- **Request**
Put the lines from the line with "point-number-cell: 1798 [85,212,192,229]" to the line with "point-number-cell: 1789 [85,60,192,77]", both included, into a JSON list of strings with one string per line and no blank lines. Include no other lines.

***** Recorded data *****

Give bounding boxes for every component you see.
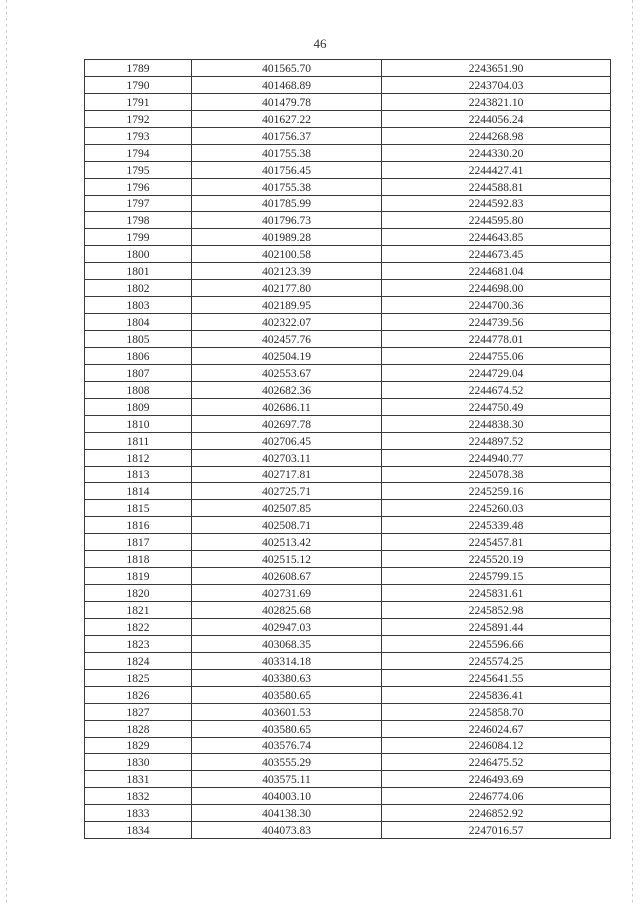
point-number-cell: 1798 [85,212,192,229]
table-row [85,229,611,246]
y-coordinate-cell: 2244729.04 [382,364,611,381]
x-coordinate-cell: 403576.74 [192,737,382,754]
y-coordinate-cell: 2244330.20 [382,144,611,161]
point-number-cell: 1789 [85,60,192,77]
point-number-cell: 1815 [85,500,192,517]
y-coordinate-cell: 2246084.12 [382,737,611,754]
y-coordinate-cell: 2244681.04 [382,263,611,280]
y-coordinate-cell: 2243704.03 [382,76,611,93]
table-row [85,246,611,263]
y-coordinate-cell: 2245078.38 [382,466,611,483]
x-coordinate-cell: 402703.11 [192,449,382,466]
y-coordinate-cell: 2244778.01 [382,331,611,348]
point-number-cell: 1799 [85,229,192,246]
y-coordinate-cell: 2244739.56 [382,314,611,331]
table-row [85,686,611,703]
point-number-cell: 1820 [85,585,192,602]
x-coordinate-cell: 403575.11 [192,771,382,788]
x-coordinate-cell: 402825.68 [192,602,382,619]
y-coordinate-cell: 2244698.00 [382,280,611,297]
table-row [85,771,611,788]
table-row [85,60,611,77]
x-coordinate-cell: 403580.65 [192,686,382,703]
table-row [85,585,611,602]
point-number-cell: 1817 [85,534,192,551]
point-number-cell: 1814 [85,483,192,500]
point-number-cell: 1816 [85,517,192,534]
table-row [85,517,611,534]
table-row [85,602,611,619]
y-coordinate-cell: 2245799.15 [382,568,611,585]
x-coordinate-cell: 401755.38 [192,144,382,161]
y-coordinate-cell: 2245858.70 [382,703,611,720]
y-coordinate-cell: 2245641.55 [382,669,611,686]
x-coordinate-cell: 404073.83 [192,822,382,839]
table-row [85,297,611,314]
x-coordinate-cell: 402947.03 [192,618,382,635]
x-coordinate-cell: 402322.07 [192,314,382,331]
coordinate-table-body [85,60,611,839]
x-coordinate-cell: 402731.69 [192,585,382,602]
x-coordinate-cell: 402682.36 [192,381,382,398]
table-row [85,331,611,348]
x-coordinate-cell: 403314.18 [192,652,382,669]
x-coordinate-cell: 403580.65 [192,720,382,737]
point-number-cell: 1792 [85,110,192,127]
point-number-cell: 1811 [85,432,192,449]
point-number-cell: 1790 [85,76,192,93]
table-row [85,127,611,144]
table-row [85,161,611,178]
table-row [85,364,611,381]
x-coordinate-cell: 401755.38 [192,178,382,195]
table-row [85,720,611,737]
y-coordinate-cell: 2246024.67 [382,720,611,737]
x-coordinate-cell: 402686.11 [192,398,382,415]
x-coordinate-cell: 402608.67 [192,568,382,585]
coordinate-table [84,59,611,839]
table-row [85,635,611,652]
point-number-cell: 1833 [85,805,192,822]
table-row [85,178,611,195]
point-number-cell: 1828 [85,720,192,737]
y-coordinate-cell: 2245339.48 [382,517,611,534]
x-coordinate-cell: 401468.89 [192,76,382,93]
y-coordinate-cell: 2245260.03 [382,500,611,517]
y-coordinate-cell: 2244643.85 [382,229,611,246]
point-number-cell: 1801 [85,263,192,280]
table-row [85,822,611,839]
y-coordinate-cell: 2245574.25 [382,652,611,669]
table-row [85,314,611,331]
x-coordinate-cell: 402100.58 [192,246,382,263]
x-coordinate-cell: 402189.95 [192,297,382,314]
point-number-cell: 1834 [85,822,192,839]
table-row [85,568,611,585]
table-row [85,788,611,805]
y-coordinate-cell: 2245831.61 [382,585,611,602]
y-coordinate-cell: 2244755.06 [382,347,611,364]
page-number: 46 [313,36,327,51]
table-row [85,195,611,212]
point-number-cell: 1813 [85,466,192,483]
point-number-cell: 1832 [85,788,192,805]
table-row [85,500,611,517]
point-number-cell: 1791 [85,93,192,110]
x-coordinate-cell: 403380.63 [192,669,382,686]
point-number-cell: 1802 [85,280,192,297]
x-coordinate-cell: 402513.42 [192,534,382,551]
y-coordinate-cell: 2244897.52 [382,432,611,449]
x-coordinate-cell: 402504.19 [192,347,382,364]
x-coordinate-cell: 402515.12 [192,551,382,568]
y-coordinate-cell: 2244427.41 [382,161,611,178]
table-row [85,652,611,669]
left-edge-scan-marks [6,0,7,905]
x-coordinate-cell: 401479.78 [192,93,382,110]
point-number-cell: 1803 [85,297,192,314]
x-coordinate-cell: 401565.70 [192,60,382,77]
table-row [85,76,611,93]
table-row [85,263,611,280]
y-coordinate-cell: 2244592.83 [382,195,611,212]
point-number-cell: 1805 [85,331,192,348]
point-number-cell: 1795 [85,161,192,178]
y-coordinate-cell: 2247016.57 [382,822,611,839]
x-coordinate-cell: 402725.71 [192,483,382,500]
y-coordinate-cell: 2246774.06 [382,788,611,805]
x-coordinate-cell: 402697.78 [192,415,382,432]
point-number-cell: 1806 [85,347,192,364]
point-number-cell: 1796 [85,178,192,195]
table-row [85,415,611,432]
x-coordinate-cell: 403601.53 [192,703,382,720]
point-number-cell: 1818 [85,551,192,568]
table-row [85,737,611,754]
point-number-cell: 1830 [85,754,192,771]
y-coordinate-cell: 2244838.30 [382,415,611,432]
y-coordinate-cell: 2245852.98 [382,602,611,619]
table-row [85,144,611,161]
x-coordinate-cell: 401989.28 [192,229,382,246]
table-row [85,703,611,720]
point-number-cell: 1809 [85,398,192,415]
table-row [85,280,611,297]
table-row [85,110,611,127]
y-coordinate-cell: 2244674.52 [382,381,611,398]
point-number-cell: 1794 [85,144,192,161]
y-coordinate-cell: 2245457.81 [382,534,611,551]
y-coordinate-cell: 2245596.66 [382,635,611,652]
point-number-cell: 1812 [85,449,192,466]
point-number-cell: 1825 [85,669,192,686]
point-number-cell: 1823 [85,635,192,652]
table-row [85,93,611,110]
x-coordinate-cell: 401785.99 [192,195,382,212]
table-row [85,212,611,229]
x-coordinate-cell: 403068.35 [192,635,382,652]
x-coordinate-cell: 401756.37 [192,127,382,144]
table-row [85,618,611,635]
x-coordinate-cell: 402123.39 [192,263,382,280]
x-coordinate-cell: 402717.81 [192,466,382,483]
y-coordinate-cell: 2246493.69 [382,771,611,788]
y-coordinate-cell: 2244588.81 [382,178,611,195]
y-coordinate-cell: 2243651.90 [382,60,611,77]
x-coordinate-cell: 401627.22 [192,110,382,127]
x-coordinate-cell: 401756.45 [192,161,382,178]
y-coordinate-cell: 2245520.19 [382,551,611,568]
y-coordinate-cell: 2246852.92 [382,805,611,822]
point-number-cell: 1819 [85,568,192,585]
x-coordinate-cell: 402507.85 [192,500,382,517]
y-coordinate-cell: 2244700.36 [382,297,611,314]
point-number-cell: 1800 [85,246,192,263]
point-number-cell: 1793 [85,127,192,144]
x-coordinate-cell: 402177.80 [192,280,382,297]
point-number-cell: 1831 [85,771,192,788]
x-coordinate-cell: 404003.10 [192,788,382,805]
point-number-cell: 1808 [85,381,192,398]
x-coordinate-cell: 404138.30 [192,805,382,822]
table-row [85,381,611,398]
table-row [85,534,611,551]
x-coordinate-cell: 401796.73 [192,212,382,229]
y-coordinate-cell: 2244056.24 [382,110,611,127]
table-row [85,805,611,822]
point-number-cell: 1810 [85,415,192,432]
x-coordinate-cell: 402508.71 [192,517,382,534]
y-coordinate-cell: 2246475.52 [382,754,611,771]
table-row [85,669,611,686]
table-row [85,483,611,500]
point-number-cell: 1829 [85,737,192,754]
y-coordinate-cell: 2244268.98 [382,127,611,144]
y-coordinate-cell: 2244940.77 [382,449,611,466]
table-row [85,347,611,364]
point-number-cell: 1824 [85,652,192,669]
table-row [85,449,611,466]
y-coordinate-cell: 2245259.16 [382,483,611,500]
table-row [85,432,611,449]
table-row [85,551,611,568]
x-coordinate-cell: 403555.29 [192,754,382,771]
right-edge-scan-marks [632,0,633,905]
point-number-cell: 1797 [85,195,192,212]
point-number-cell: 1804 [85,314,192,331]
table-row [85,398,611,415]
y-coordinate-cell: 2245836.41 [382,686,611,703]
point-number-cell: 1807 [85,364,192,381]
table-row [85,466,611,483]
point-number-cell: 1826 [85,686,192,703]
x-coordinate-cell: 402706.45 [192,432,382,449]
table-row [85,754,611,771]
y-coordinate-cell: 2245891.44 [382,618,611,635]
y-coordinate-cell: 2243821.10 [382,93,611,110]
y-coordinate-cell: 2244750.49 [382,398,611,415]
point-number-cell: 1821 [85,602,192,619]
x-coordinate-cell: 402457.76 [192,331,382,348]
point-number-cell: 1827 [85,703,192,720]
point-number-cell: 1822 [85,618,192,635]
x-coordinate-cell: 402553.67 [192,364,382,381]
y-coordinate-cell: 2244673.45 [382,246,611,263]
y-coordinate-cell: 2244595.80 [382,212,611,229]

*****

- **Exercise output**
[
  "point-number-cell: 1798 [85,212,192,229]",
  "table-row [85,229,611,246]",
  "y-coordinate-cell: 2244729.04 [382,364,611,381]",
  "x-coordinate-cell: 403576.74 [192,737,382,754]",
  "y-coordinate-cell: 2244330.20 [382,144,611,161]",
  "point-number-cell: 1789 [85,60,192,77]"
]